Send back the entries below exactly as they appear.

Material for this task:
☆ ☆ ☆
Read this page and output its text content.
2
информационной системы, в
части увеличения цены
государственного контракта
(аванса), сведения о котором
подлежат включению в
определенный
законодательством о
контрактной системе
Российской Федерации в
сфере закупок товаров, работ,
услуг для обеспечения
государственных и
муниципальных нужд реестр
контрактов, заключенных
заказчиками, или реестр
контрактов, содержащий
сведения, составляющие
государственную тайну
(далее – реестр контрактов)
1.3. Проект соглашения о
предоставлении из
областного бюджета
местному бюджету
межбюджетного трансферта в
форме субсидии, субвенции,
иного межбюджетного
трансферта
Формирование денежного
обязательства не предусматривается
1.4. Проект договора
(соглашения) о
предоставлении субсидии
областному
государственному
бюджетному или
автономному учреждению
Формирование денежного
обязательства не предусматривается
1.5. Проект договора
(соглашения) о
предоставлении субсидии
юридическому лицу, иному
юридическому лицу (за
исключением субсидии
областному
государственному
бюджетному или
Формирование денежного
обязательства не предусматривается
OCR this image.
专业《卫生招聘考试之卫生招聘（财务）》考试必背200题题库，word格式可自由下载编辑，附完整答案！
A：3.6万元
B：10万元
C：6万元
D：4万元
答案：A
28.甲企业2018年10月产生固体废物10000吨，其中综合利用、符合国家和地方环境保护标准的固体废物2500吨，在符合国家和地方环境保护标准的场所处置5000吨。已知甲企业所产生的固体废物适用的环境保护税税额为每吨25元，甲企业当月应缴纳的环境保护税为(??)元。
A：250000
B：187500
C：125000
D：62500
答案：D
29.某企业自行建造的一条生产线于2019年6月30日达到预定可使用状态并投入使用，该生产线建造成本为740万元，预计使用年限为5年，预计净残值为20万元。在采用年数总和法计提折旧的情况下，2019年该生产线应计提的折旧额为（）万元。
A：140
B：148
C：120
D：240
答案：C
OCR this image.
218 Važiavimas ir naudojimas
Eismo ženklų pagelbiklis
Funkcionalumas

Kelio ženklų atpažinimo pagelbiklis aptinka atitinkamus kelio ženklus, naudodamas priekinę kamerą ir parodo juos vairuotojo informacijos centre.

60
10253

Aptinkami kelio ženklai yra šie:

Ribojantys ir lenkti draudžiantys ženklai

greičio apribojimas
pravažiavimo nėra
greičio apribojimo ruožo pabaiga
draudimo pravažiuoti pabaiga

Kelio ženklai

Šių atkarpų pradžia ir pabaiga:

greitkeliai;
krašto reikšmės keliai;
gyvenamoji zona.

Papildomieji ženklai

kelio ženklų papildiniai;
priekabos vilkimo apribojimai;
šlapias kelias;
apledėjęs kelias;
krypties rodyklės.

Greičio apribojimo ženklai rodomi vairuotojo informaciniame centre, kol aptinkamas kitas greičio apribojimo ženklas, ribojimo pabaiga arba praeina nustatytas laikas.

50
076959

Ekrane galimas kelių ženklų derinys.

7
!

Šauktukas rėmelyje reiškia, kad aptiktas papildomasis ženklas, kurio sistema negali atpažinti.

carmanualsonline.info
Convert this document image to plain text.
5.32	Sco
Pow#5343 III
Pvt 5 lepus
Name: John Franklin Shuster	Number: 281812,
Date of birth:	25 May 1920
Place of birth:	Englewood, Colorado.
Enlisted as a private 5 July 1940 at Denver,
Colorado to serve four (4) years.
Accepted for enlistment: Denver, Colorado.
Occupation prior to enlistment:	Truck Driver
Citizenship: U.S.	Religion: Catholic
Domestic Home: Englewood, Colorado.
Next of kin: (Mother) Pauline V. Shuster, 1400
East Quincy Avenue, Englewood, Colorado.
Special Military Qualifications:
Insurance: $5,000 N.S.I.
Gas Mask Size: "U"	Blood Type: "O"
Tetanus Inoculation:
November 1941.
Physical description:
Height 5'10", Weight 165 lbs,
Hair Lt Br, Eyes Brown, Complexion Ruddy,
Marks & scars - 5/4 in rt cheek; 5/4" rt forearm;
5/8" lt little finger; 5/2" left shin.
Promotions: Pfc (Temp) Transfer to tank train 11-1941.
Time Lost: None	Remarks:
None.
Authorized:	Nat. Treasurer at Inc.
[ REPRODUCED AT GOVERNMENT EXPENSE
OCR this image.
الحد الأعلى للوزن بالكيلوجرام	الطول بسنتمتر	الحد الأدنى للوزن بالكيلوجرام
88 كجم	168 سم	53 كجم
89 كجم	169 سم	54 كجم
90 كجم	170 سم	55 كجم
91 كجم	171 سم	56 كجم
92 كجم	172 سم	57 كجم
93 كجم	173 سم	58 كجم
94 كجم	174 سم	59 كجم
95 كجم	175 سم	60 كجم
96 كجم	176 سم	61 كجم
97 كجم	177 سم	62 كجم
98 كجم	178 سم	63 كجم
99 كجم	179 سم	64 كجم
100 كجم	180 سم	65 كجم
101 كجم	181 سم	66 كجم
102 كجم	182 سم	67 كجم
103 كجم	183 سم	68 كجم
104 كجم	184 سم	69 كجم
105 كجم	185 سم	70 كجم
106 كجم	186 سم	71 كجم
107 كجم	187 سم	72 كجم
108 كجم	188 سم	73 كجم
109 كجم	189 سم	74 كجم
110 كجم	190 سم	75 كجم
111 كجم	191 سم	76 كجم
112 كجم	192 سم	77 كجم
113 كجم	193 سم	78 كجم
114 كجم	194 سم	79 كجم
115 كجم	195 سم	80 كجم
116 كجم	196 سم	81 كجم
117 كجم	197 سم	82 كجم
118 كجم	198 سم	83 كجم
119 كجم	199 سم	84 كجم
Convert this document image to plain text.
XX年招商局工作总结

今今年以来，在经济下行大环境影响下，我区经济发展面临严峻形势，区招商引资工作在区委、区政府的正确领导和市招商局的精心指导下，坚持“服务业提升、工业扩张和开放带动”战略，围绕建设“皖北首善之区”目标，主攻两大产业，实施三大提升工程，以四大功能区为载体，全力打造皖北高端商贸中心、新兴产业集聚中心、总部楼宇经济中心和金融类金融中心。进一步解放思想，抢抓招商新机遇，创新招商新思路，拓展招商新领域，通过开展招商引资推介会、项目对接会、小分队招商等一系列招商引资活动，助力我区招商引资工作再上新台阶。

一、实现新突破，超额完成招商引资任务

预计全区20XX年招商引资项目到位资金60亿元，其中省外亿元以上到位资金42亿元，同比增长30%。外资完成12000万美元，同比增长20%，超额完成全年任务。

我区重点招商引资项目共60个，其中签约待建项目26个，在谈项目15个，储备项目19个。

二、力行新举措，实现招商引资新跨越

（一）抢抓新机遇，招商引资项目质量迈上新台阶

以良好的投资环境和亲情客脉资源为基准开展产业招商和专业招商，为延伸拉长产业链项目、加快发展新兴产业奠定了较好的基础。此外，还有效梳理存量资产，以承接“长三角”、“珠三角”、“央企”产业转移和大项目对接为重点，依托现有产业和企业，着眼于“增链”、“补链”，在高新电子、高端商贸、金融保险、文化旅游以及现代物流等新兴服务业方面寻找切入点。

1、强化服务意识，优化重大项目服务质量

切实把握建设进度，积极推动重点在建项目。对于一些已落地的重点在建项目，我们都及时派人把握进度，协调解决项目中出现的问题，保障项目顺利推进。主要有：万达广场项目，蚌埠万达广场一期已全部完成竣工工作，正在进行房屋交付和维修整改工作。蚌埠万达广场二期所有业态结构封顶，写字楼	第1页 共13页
☆ ☆ ☆
Problem solution:
Read this page and output its text content.
2
информационной системы, в
части увеличения цены
государственного контракта
(аванса), сведения о котором
подлежат включению в
определенный
законодательством о
контрактной системе
Российской Федерации в
сфере закупок товаров, работ,
услуг для обеспечения
государственных и
муниципальных нужд реестр
контрактов, заключенных
заказчиками, или реестр
контрактов, содержащий
сведения, составляющие
государственную тайну
(далее – реестр контрактов)
1.3. Проект соглашения о
предоставлении из
областного бюджета
местному бюджету
межбюджетного трансферта в
форме субсидии, субвенции,
иного межбюджетного
трансферта
Формирование денежного
обязательства не предусматривается
1.4. Проект договора
(соглашения) о
предоставлении субсидии
областному
государственному
бюджетному или
автономному учреждению
Формирование денежного
обязательства не предусматривается
1.5. Проект договора
(соглашения) о
предоставлении субсидии
юридическому лицу, иному
юридическому лицу (за
исключением субсидии
областному
государственному
бюджетному или
Формирование денежного
обязательства не предусматривается
OCR this image.
专业《卫生招聘考试之卫生招聘（财务）》考试必背200题题库，word格式可自由下载编辑，附完整答案！
A：3.6万元
B：10万元
C：6万元
D：4万元
答案：A
28.甲企业2018年10月产生固体废物10000吨，其中综合利用、符合国家和地方环境保护标准的固体废物2500吨，在符合国家和地方环境保护标准的场所处置5000吨。已知甲企业所产生的固体废物适用的环境保护税税额为每吨25元，甲企业当月应缴纳的环境保护税为(??)元。
A：250000
B：187500
C：125000
D：62500
答案：D
29.某企业自行建造的一条生产线于2019年6月30日达到预定可使用状态并投入使用，该生产线建造成本为740万元，预计使用年限为5年，预计净残值为20万元。在采用年数总和法计提折旧的情况下，2019年该生产线应计提的折旧额为（）万元。
A：140
B：148
C：120
D：240
答案：C
OCR this image.
218 Važiavimas ir naudojimas
Eismo ženklų pagelbiklis
Funkcionalumas

Kelio ženklų atpažinimo pagelbiklis aptinka atitinkamus kelio ženklus, naudodamas priekinę kamerą ir parodo juos vairuotojo informacijos centre.

60
10253

Aptinkami kelio ženklai yra šie:

Ribojantys ir lenkti draudžiantys ženklai

greičio apribojimas
pravažiavimo nėra
greičio apribojimo ruožo pabaiga
draudimo pravažiuoti pabaiga

Kelio ženklai

Šių atkarpų pradžia ir pabaiga:

greitkeliai;
krašto reikšmės keliai;
gyvenamoji zona.

Papildomieji ženklai

kelio ženklų papildiniai;
priekabos vilkimo apribojimai;
šlapias kelias;
apledėjęs kelias;
krypties rodyklės.

Greičio apribojimo ženklai rodomi vairuotojo informaciniame centre, kol aptinkamas kitas greičio apribojimo ženklas, ribojimo pabaiga arba praeina nustatytas laikas.

50
076959

Ekrane galimas kelių ženklų derinys.

7
!

Šauktukas rėmelyje reiškia, kad aptiktas papildomasis ženklas, kurio sistema negali atpažinti.

carmanualsonline.info
Convert this document image to plain text.
5.32	Sco
Pow#5343 III
Pvt 5 lepus
Name: John Franklin Shuster	Number: 281812,
Date of birth:	25 May 1920
Place of birth:	Englewood, Colorado.
Enlisted as a private 5 July 1940 at Denver,
Colorado to serve four (4) years.
Accepted for enlistment: Denver, Colorado.
Occupation prior to enlistment:	Truck Driver
Citizenship: U.S.	Religion: Catholic
Domestic Home: Englewood, Colorado.
Next of kin: (Mother) Pauline V. Shuster, 1400
East Quincy Avenue, Englewood, Colorado.
Special Military Qualifications:
Insurance: $5,000 N.S.I.
Gas Mask Size: "U"	Blood Type: "O"
Tetanus Inoculation:
November 1941.
Physical description:
Height 5'10", Weight 165 lbs,
Hair Lt Br, Eyes Brown, Complexion Ruddy,
Marks & scars - 5/4 in rt cheek; 5/4" rt forearm;
5/8" lt little finger; 5/2" left shin.
Promotions: Pfc (Temp) Transfer to tank train 11-1941.
Time Lost: None	Remarks:
None.
Authorized:	Nat. Treasurer at Inc.
[ REPRODUCED AT GOVERNMENT EXPENSE
OCR this image.
الحد الأعلى للوزن بالكيلوجرام	الطول بسنتمتر	الحد الأدنى للوزن بالكيلوجرام
88 كجم	168 سم	53 كجم
89 كجم	169 سم	54 كجم
90 كجم	170 سم	55 كجم
91 كجم	171 سم	56 كجم
92 كجم	172 سم	57 كجم
93 كجم	173 سم	58 كجم
94 كجم	174 سم	59 كجم
95 كجم	175 سم	60 كجم
96 كجم	176 سم	61 كجم
97 كجم	177 سم	62 كجم
98 كجم	178 سم	63 كجم
99 كجم	179 سم	64 كجم
100 كجم	180 سم	65 كجم
101 كجم	181 سم	66 كجم
102 كجم	182 سم	67 كجم
103 كجم	183 سم	68 كجم
104 كجم	184 سم	69 كجم
105 كجم	185 سم	70 كجم
106 كجم	186 سم	71 كجم
107 كجم	187 سم	72 كجم
108 كجم	188 سم	73 كجم
109 كجم	189 سم	74 كجم
110 كجم	190 سم	75 كجم
111 كجم	191 سم	76 كجم
112 كجم	192 سم	77 كجم
113 كجم	193 سم	78 كجم
114 كجم	194 سم	79 كجم
115 كجم	195 سم	80 كجم
116 كجم	196 سم	81 كجم
117 كجم	197 سم	82 كجم
118 كجم	198 سم	83 كجم
119 كجم	199 سم	84 كجم
Convert this document image to plain text.
XX年招商局工作总结

今今年以来，在经济下行大环境影响下，我区经济发展面临严峻形势，区招商引资工作在区委、区政府的正确领导和市招商局的精心指导下，坚持“服务业提升、工业扩张和开放带动”战略，围绕建设“皖北首善之区”目标，主攻两大产业，实施三大提升工程，以四大功能区为载体，全力打造皖北高端商贸中心、新兴产业集聚中心、总部楼宇经济中心和金融类金融中心。进一步解放思想，抢抓招商新机遇，创新招商新思路，拓展招商新领域，通过开展招商引资推介会、项目对接会、小分队招商等一系列招商引资活动，助力我区招商引资工作再上新台阶。

一、实现新突破，超额完成招商引资任务

预计全区20XX年招商引资项目到位资金60亿元，其中省外亿元以上到位资金42亿元，同比增长30%。外资完成12000万美元，同比增长20%，超额完成全年任务。

我区重点招商引资项目共60个，其中签约待建项目26个，在谈项目15个，储备项目19个。

二、力行新举措，实现招商引资新跨越

（一）抢抓新机遇，招商引资项目质量迈上新台阶

以良好的投资环境和亲情客脉资源为基准开展产业招商和专业招商，为延伸拉长产业链项目、加快发展新兴产业奠定了较好的基础。此外，还有效梳理存量资产，以承接“长三角”、“珠三角”、“央企”产业转移和大项目对接为重点，依托现有产业和企业，着眼于“增链”、“补链”，在高新电子、高端商贸、金融保险、文化旅游以及现代物流等新兴服务业方面寻找切入点。

1、强化服务意识，优化重大项目服务质量

切实把握建设进度，积极推动重点在建项目。对于一些已落地的重点在建项目，我们都及时派人把握进度，协调解决项目中出现的问题，保障项目顺利推进。主要有：万达广场项目，蚌埠万达广场一期已全部完成竣工工作，正在进行房屋交付和维修整改工作。蚌埠万达广场二期所有业态结构封顶，写字楼	第1页 共13页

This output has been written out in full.